[Annotated region listings]
────────────────

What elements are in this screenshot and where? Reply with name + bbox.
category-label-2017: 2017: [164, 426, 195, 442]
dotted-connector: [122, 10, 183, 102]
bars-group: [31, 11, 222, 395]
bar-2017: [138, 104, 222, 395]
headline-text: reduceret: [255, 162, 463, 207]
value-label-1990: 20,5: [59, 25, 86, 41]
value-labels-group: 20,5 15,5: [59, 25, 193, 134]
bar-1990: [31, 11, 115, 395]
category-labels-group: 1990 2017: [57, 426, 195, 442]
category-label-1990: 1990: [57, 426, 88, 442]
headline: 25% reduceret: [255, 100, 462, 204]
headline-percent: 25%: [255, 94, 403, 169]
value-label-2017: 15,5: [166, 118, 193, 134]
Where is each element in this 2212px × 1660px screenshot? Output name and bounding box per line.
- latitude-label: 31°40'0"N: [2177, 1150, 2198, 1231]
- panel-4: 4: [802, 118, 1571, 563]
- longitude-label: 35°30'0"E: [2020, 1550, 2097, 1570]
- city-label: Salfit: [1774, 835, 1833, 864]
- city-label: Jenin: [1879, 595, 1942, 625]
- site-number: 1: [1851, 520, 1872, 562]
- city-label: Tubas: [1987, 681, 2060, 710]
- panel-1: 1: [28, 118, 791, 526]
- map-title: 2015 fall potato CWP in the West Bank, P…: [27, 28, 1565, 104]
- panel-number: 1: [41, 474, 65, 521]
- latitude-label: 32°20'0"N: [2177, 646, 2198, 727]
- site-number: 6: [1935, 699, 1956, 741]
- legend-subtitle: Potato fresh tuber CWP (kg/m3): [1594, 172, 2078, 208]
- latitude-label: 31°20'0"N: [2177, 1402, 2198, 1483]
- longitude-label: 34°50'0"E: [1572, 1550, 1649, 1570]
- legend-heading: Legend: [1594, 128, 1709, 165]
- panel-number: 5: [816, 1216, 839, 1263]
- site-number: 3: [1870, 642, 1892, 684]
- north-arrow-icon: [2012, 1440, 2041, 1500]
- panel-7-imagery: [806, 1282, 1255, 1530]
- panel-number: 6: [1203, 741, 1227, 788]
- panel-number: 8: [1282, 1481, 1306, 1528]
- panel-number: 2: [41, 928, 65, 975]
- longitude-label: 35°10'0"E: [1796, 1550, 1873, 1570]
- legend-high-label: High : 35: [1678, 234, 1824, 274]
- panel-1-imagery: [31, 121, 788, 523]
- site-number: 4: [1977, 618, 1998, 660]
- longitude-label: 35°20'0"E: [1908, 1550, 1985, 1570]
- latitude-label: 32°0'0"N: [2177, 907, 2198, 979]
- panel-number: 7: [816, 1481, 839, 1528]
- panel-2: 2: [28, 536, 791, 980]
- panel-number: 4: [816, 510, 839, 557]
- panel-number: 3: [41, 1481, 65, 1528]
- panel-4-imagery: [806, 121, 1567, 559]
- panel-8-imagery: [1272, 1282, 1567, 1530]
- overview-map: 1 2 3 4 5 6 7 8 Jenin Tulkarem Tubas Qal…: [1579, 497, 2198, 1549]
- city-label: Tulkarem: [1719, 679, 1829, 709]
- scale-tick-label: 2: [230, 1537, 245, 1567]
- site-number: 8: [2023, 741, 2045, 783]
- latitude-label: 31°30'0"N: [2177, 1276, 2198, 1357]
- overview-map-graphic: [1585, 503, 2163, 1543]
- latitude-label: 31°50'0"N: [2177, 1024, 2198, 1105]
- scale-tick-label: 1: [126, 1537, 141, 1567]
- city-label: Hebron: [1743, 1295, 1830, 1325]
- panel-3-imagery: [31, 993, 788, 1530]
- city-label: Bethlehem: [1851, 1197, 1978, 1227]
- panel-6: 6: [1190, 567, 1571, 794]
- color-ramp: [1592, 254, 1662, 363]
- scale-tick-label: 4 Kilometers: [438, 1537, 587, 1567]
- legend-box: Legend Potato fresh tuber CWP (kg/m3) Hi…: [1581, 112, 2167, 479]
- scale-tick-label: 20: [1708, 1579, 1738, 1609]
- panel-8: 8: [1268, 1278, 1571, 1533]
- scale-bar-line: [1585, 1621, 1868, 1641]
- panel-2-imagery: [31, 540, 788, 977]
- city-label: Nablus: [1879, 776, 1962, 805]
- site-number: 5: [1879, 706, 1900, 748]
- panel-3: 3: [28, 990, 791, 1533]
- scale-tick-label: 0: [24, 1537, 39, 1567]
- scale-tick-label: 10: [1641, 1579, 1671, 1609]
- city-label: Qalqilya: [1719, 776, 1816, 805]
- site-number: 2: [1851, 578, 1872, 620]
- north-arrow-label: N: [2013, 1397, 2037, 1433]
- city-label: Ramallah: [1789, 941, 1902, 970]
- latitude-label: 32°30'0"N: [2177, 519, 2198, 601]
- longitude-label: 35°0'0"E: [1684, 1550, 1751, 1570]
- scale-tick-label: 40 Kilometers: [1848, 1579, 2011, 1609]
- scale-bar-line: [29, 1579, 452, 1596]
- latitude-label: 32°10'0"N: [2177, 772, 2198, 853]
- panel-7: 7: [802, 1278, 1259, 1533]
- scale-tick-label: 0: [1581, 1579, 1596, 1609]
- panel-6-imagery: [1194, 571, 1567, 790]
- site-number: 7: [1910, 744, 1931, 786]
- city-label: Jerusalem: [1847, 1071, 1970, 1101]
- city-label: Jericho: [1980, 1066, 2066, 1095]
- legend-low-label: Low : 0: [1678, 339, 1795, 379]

────────────────

# [Work to be completed]
Render the lines from the start of the entries through the line containing "1550, 1873, 1570]" as a JSON list of strings, one string per line, leaving out blank lines.

# [Response]
[
  "What elements are in this screenshot and where? Reply with name + bbox.",
  "category-label-2017: 2017: [164, 426, 195, 442]",
  "dotted-connector: [122, 10, 183, 102]",
  "bars-group: [31, 11, 222, 395]",
  "bar-2017: [138, 104, 222, 395]",
  "headline-text: reduceret: [255, 162, 463, 207]",
  "value-label-1990: 20,5: [59, 25, 86, 41]",
  "value-labels-group: 20,5 15,5: [59, 25, 193, 134]",
  "bar-1990: [31, 11, 115, 395]",
  "category-labels-group: 1990 2017: [57, 426, 195, 442]",
  "category-label-1990: 1990: [57, 426, 88, 442]",
  "headline: 25% reduceret: [255, 100, 462, 204]",
  "headline-percent: 25%: [255, 94, 403, 169]",
  "value-label-2017: 15,5: [166, 118, 193, 134]",
  "Where is each element in this 2212px × 1660px screenshot? Output name and bounding box per line.",
  "- latitude-label: 31°40'0\"N: [2177, 1150, 2198, 1231]",
  "- panel-4: 4: [802, 118, 1571, 563]",
  "- longitude-label: 35°30'0\"E: [2020, 1550, 2097, 1570]",
  "- city-label: Salfit: [1774, 835, 1833, 864]",
  "- city-label: Jenin: [1879, 595, 1942, 625]",
  "- site-number: 1: [1851, 520, 1872, 562]",
  "- city-label: Tubas: [1987, 681, 2060, 710]",
  "- panel-1: 1: [28, 118, 791, 526]",
  "- map-title: 2015 fall potato CWP in the West Bank, P…: [27, 28, 1565, 104]",
  "- panel-number: 1: [41, 474, 65, 521]",
  "- latitude-label: 32°20'0\"N: [2177, 646, 2198, 727]",
  "- site-number: 6: [1935, 699, 1956, 741]",
  "- legend-subtitle: Potato fresh tuber CWP (kg/m3): [1594, 172, 2078, 208]",
  "- latitude-label: 31°20'0\"N: [2177, 1402, 2198, 1483]",
  "- longitude-label: 34°50'0\"E: [1572, 1550, 1649, 1570]",
  "- legend-heading: Legend: [1594, 128, 1709, 165]",
  "- panel-number: 5: [816, 1216, 839, 1263]",
  "- site-number: 3: [1870, 642, 1892, 684]",
  "- north-arrow-icon: [2012, 1440, 2041, 1500]",
  "- panel-7-imagery: [806, 1282, 1255, 1530]",
  "- panel-number: 6: [1203, 741, 1227, 788]",
  "- panel-number: 8: [1282, 1481, 1306, 1528]",
  "- panel-number: 2: [41, 928, 65, 975]",
  "- longitude-label: 35°10'0\"E: [1796, 1550, 1873, 1570]"
]